(GIVEN EXERCISE): Pull every line containing "JSON" out of the material below.
━━━ LISTED RECORDS ━━━
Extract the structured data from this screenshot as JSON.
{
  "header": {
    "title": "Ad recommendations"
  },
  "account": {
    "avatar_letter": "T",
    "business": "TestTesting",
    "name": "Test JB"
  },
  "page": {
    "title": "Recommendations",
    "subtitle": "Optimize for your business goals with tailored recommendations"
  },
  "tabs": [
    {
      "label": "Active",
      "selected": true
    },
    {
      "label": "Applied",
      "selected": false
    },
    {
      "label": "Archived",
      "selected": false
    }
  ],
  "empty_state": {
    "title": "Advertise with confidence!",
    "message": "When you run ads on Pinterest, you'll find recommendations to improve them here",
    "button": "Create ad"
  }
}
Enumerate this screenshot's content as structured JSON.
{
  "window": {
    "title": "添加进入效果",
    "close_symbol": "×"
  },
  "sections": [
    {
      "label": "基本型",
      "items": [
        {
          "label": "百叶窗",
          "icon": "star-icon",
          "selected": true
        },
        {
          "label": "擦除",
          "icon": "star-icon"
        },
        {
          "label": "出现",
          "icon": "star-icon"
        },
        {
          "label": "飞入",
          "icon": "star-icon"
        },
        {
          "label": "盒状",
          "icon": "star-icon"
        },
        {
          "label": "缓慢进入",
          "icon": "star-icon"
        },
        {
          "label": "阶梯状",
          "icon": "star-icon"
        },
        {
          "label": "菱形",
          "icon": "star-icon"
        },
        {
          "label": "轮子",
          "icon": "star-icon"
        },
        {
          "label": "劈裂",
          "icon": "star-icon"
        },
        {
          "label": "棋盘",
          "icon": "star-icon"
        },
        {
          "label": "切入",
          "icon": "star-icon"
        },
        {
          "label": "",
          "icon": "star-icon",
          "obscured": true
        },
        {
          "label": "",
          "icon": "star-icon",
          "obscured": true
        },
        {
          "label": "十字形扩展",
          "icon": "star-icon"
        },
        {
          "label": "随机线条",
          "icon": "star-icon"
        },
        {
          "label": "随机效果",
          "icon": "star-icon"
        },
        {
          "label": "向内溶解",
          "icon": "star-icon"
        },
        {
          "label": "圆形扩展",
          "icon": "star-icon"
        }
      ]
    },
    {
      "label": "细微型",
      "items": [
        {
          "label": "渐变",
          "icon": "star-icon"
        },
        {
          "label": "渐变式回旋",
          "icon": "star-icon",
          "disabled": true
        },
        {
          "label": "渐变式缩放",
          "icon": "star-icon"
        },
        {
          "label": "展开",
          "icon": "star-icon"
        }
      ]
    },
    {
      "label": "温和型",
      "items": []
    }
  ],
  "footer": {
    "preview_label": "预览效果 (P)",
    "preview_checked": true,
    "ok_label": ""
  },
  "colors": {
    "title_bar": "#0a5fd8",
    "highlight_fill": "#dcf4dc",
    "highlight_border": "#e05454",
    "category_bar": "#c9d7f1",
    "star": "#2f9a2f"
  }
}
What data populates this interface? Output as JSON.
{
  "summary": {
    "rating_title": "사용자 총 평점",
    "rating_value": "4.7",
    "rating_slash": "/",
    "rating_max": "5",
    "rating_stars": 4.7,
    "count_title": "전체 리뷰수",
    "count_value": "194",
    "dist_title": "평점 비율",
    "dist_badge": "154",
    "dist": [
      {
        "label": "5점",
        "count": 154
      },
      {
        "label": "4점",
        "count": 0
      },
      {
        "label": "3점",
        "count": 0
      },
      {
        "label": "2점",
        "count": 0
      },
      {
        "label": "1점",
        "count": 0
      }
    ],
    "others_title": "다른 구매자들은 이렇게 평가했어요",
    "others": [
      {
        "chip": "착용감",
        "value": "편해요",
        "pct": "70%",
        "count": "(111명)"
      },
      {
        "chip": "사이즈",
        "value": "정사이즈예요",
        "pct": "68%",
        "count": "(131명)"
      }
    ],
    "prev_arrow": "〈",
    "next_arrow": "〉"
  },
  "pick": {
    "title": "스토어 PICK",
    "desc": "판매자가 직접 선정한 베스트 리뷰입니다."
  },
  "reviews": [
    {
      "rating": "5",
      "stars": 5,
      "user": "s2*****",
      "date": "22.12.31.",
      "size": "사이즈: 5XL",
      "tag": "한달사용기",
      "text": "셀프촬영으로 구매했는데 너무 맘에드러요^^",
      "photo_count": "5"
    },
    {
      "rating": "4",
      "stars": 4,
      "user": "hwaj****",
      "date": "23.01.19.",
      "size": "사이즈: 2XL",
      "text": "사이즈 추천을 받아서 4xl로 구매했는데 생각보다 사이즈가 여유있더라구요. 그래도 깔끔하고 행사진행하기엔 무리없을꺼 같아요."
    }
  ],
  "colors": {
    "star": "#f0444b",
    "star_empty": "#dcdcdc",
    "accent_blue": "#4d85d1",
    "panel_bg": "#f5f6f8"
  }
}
━━━
(SOLUTION FOR THIS EXERCISE):
Extract the structured data from this screenshot as JSON.
Enumerate this screenshot's content as structured JSON.
What data populates this interface? Output as JSON.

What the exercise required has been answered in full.